Job: State only the count of lines in the listing below that hold "messages".

— start of Available records —

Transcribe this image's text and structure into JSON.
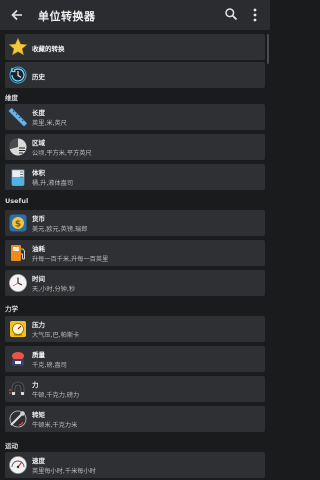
{
  "appbar": {
    "title": "单位转换器",
    "back_icon": "back-arrow-icon",
    "search_icon": "search-icon",
    "more_icon": "more-vert-icon"
  },
  "top_items": [
    {
      "name": "收藏的转换",
      "icon": "star-icon"
    },
    {
      "name": "历史",
      "icon": "history-icon"
    }
  ],
  "sections": [
    {
      "title": "维度",
      "items": [
        {
          "name": "长度",
          "sub": "英里,米,英尺",
          "icon": "ruler-icon"
        },
        {
          "name": "区域",
          "sub": "公顷,平方米,平方英尺",
          "icon": "area-icon"
        },
        {
          "name": "体积",
          "sub": "桶,升,液体盎司",
          "icon": "beaker-icon"
        }
      ]
    },
    {
      "title": "Useful",
      "items": [
        {
          "name": "货币",
          "sub": "美元,欧元,英镑,瑞郎",
          "icon": "currency-icon"
        },
        {
          "name": "油耗",
          "sub": "升每一百千米,升每一百英里",
          "icon": "fuel-pump-icon"
        },
        {
          "name": "时间",
          "sub": "天,小时,分钟,秒",
          "icon": "clock-icon"
        }
      ]
    },
    {
      "title": "力学",
      "items": [
        {
          "name": "压力",
          "sub": "大气压,巴,帕斯卡",
          "icon": "pressure-gauge-icon"
        },
        {
          "name": "质量",
          "sub": "千克,磅,盎司",
          "icon": "weight-icon"
        },
        {
          "name": "力",
          "sub": "牛顿,千克力,磅力",
          "icon": "magnet-icon"
        },
        {
          "name": "转矩",
          "sub": "牛顿米,千克力米",
          "icon": "torque-icon"
        }
      ]
    },
    {
      "title": "运动",
      "items": [
        {
          "name": "速度",
          "sub": "英里每小时,千米每小时",
          "icon": "speedometer-icon"
        }
      ]
    }
  ]
}
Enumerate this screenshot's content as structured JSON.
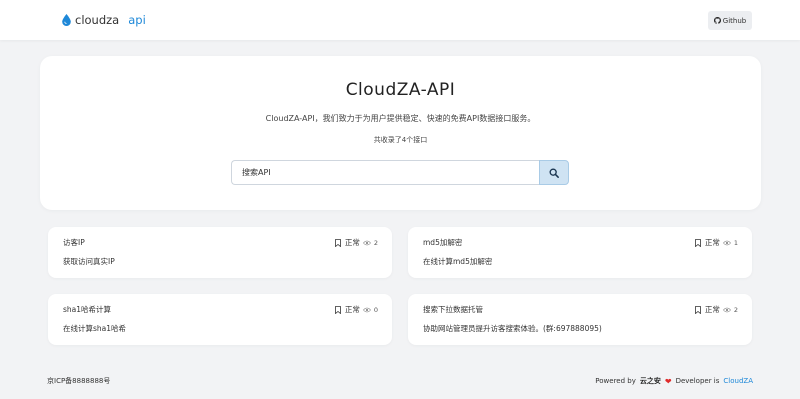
{
  "header": {
    "brand_name": "cloudza",
    "brand_sub": "api",
    "github_label": "Github"
  },
  "hero": {
    "title": "CloudZA-API",
    "description": "CloudZA-API，我们致力于为用户提供稳定、快速的免费API数据接口服务。",
    "count_text": "共收录了4个接口",
    "search_placeholder": "搜索API"
  },
  "cards": [
    {
      "title": "访客IP",
      "status": "正常",
      "views": "2",
      "desc": "获取访问真实IP"
    },
    {
      "title": "md5加解密",
      "status": "正常",
      "views": "1",
      "desc": "在线计算md5加解密"
    },
    {
      "title": "sha1哈希计算",
      "status": "正常",
      "views": "0",
      "desc": "在线计算sha1哈希"
    },
    {
      "title": "搜索下拉数据托管",
      "status": "正常",
      "views": "2",
      "desc": "协助网站管理员提升访客搜索体验。(群:697888095)"
    }
  ],
  "footer": {
    "icp": "京ICP备8888888号",
    "powered_by": "Powered by",
    "powered_name": "云之安",
    "developer_label": "Developer is",
    "developer_name": "CloudZA"
  },
  "colors": {
    "accent": "#1e88d8",
    "heart": "#e02b2b",
    "background": "#f2f3f5",
    "search_button": "#cfe3f3"
  }
}
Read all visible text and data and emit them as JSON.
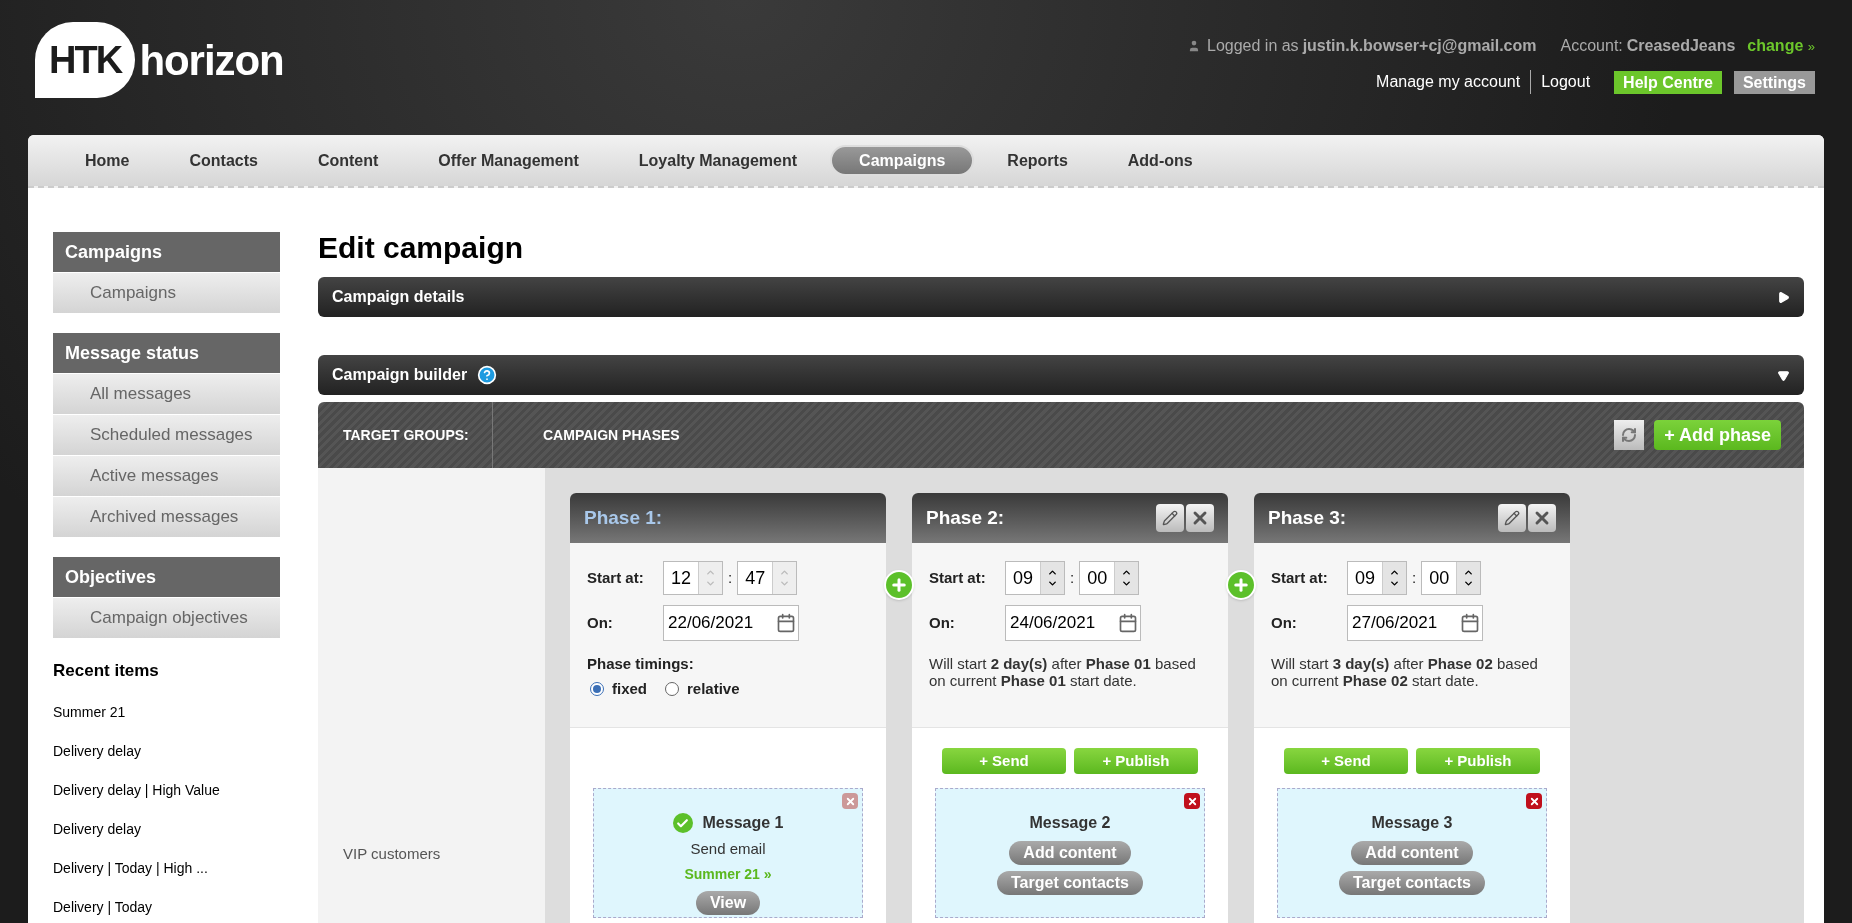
{
  "header": {
    "logo_badge": "HTK",
    "logo_word": "horizon",
    "logged_in_label": "Logged in as",
    "user_email": "justin.k.bowser+cj@gmail.com",
    "account_label": "Account:",
    "account_name": "CreasedJeans",
    "change_link": "change",
    "change_arrow": "»",
    "links": [
      {
        "label": "Manage my account",
        "kind": "link"
      },
      {
        "label": "Logout",
        "kind": "link"
      },
      {
        "label": "Help Centre",
        "kind": "green"
      },
      {
        "label": "Settings",
        "kind": "gray"
      }
    ]
  },
  "nav": [
    {
      "label": "Home",
      "selected": false
    },
    {
      "label": "Contacts",
      "selected": false
    },
    {
      "label": "Content",
      "selected": false
    },
    {
      "label": "Offer Management",
      "selected": false
    },
    {
      "label": "Loyalty Management",
      "selected": false
    },
    {
      "label": "Campaigns",
      "selected": true
    },
    {
      "label": "Reports",
      "selected": false
    },
    {
      "label": "Add-ons",
      "selected": false
    }
  ],
  "sidebar": {
    "sections": [
      {
        "title": "Campaigns",
        "items": [
          "Campaigns"
        ]
      },
      {
        "title": "Message status",
        "items": [
          "All messages",
          "Scheduled messages",
          "Active messages",
          "Archived messages"
        ]
      },
      {
        "title": "Objectives",
        "items": [
          "Campaign objectives"
        ]
      }
    ],
    "recent_title": "Recent items",
    "recent_items": [
      "Summer 21",
      "Delivery delay",
      "Delivery delay | High Value",
      "Delivery delay",
      "Delivery | Today | High ...",
      "Delivery | Today"
    ]
  },
  "page_title": "Edit campaign",
  "panels": [
    {
      "title": "Campaign details",
      "expanded": false,
      "help": false
    },
    {
      "title": "Campaign builder",
      "expanded": true,
      "help": true
    }
  ],
  "builder": {
    "target_groups_label": "TARGET GROUPS:",
    "phases_label": "CAMPAIGN PHASES",
    "add_phase": "+ Add phase",
    "target_groups": [
      "VIP customers"
    ],
    "phases": [
      {
        "title": "Phase 1:",
        "locked": true,
        "start_label": "Start at:",
        "hour": "12",
        "minute": "47",
        "separator": ":",
        "on_label": "On:",
        "date": "22/06/2021",
        "timings": {
          "label": "Phase timings:",
          "options": [
            {
              "label": "fixed",
              "selected": true
            },
            {
              "label": "relative",
              "selected": false
            }
          ]
        },
        "message": {
          "title": "Message 1",
          "sent": true,
          "lines": [
            {
              "kind": "text",
              "text": "Send email"
            },
            {
              "kind": "link",
              "text": "Summer 21",
              "arrow": "»"
            },
            {
              "kind": "button",
              "text": "View"
            }
          ]
        }
      },
      {
        "title": "Phase 2:",
        "locked": false,
        "start_label": "Start at:",
        "hour": "09",
        "minute": "00",
        "separator": ":",
        "on_label": "On:",
        "date": "24/06/2021",
        "note": "Will start **2 day(s)** after **Phase 01** based on current **Phase 01** start date.",
        "actions": [
          "+ Send",
          "+ Publish"
        ],
        "message": {
          "title": "Message 2",
          "sent": false,
          "lines": [
            {
              "kind": "button",
              "text": "Add content"
            },
            {
              "kind": "button",
              "text": "Target contacts"
            }
          ]
        }
      },
      {
        "title": "Phase 3:",
        "locked": false,
        "start_label": "Start at:",
        "hour": "09",
        "minute": "00",
        "separator": ":",
        "on_label": "On:",
        "date": "27/06/2021",
        "note": "Will start **3 day(s)** after **Phase 02** based on current **Phase 02** start date.",
        "actions": [
          "+ Send",
          "+ Publish"
        ],
        "message": {
          "title": "Message 3",
          "sent": false,
          "lines": [
            {
              "kind": "button",
              "text": "Add content"
            },
            {
              "kind": "button",
              "text": "Target contacts"
            }
          ]
        }
      }
    ]
  }
}
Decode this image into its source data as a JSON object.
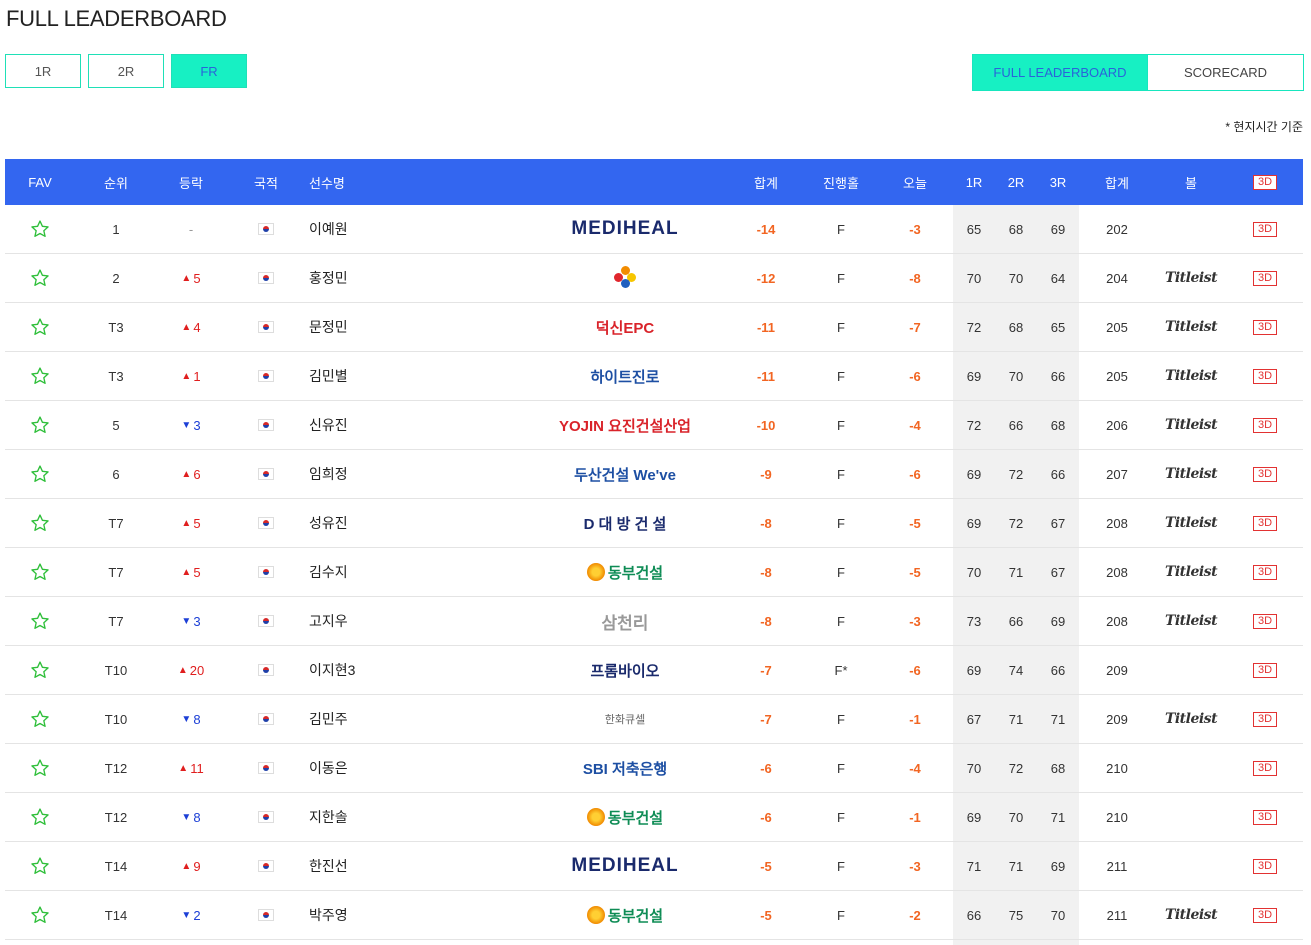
{
  "page": {
    "title": "FULL LEADERBOARD",
    "time_note": "* 현지시간 기준"
  },
  "round_tabs": [
    {
      "label": "1R",
      "active": false
    },
    {
      "label": "2R",
      "active": false
    },
    {
      "label": "FR",
      "active": true
    }
  ],
  "view_tabs": [
    {
      "label": "FULL LEADERBOARD",
      "active": true
    },
    {
      "label": "SCORECARD",
      "active": false
    }
  ],
  "columns": {
    "fav": "FAV",
    "rank": "순위",
    "move": "등락",
    "nation": "국적",
    "name": "선수명",
    "total": "합계",
    "hole": "진행홀",
    "today": "오늘",
    "r1": "1R",
    "r2": "2R",
    "r3": "3R",
    "sum": "합계",
    "ball": "볼",
    "btn3d": "3D"
  },
  "colors": {
    "header": "#3366f0",
    "accent": "#17f0c3",
    "score": "#f26522",
    "up": "#e01e1e",
    "down": "#1c3fd6"
  },
  "rows": [
    {
      "rank": "1",
      "move": "-",
      "dir": "none",
      "name": "이예원",
      "sponsor": "MEDIHEAL",
      "sponsor_style": "mediheal",
      "total": "-14",
      "hole": "F",
      "today": "-3",
      "r1": "65",
      "r2": "68",
      "r3": "69",
      "sum": "202",
      "ball": ""
    },
    {
      "rank": "2",
      "move": "5",
      "dir": "up",
      "name": "홍정민",
      "sponsor": "CJ",
      "sponsor_style": "cj",
      "total": "-12",
      "hole": "F",
      "today": "-8",
      "r1": "70",
      "r2": "70",
      "r3": "64",
      "sum": "204",
      "ball": "Titleist"
    },
    {
      "rank": "T3",
      "move": "4",
      "dir": "up",
      "name": "문정민",
      "sponsor": "덕신EPC",
      "sponsor_style": "red",
      "total": "-11",
      "hole": "F",
      "today": "-7",
      "r1": "72",
      "r2": "68",
      "r3": "65",
      "sum": "205",
      "ball": "Titleist"
    },
    {
      "rank": "T3",
      "move": "1",
      "dir": "up",
      "name": "김민별",
      "sponsor": "하이트진로",
      "sponsor_style": "blue",
      "total": "-11",
      "hole": "F",
      "today": "-6",
      "r1": "69",
      "r2": "70",
      "r3": "66",
      "sum": "205",
      "ball": "Titleist"
    },
    {
      "rank": "5",
      "move": "3",
      "dir": "down",
      "name": "신유진",
      "sponsor": "YOJIN 요진건설산업",
      "sponsor_style": "red",
      "total": "-10",
      "hole": "F",
      "today": "-4",
      "r1": "72",
      "r2": "66",
      "r3": "68",
      "sum": "206",
      "ball": "Titleist"
    },
    {
      "rank": "6",
      "move": "6",
      "dir": "up",
      "name": "임희정",
      "sponsor": "두산건설 We've",
      "sponsor_style": "blue",
      "total": "-9",
      "hole": "F",
      "today": "-6",
      "r1": "69",
      "r2": "72",
      "r3": "66",
      "sum": "207",
      "ball": "Titleist"
    },
    {
      "rank": "T7",
      "move": "5",
      "dir": "up",
      "name": "성유진",
      "sponsor": "D 대 방 건 설",
      "sponsor_style": "navy",
      "total": "-8",
      "hole": "F",
      "today": "-5",
      "r1": "69",
      "r2": "72",
      "r3": "67",
      "sum": "208",
      "ball": "Titleist"
    },
    {
      "rank": "T7",
      "move": "5",
      "dir": "up",
      "name": "김수지",
      "sponsor": "동부건설",
      "sponsor_style": "dongbu",
      "total": "-8",
      "hole": "F",
      "today": "-5",
      "r1": "70",
      "r2": "71",
      "r3": "67",
      "sum": "208",
      "ball": "Titleist"
    },
    {
      "rank": "T7",
      "move": "3",
      "dir": "down",
      "name": "고지우",
      "sponsor": "삼천리",
      "sponsor_style": "gray",
      "total": "-8",
      "hole": "F",
      "today": "-3",
      "r1": "73",
      "r2": "66",
      "r3": "69",
      "sum": "208",
      "ball": "Titleist"
    },
    {
      "rank": "T10",
      "move": "20",
      "dir": "up",
      "name": "이지현3",
      "sponsor": "프롬바이오",
      "sponsor_style": "navy",
      "total": "-7",
      "hole": "F*",
      "today": "-6",
      "r1": "69",
      "r2": "74",
      "r3": "66",
      "sum": "209",
      "ball": ""
    },
    {
      "rank": "T10",
      "move": "8",
      "dir": "down",
      "name": "김민주",
      "sponsor": "한화큐셀",
      "sponsor_style": "small",
      "total": "-7",
      "hole": "F",
      "today": "-1",
      "r1": "67",
      "r2": "71",
      "r3": "71",
      "sum": "209",
      "ball": "Titleist"
    },
    {
      "rank": "T12",
      "move": "11",
      "dir": "up",
      "name": "이동은",
      "sponsor": "SBI 저축은행",
      "sponsor_style": "blue",
      "total": "-6",
      "hole": "F",
      "today": "-4",
      "r1": "70",
      "r2": "72",
      "r3": "68",
      "sum": "210",
      "ball": ""
    },
    {
      "rank": "T12",
      "move": "8",
      "dir": "down",
      "name": "지한솔",
      "sponsor": "동부건설",
      "sponsor_style": "dongbu",
      "total": "-6",
      "hole": "F",
      "today": "-1",
      "r1": "69",
      "r2": "70",
      "r3": "71",
      "sum": "210",
      "ball": ""
    },
    {
      "rank": "T14",
      "move": "9",
      "dir": "up",
      "name": "한진선",
      "sponsor": "MEDIHEAL",
      "sponsor_style": "mediheal",
      "total": "-5",
      "hole": "F",
      "today": "-3",
      "r1": "71",
      "r2": "71",
      "r3": "69",
      "sum": "211",
      "ball": ""
    },
    {
      "rank": "T14",
      "move": "2",
      "dir": "down",
      "name": "박주영",
      "sponsor": "동부건설",
      "sponsor_style": "dongbu",
      "total": "-5",
      "hole": "F",
      "today": "-2",
      "r1": "66",
      "r2": "75",
      "r3": "70",
      "sum": "211",
      "ball": "Titleist"
    }
  ]
}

— end of Available records —

Reply: 4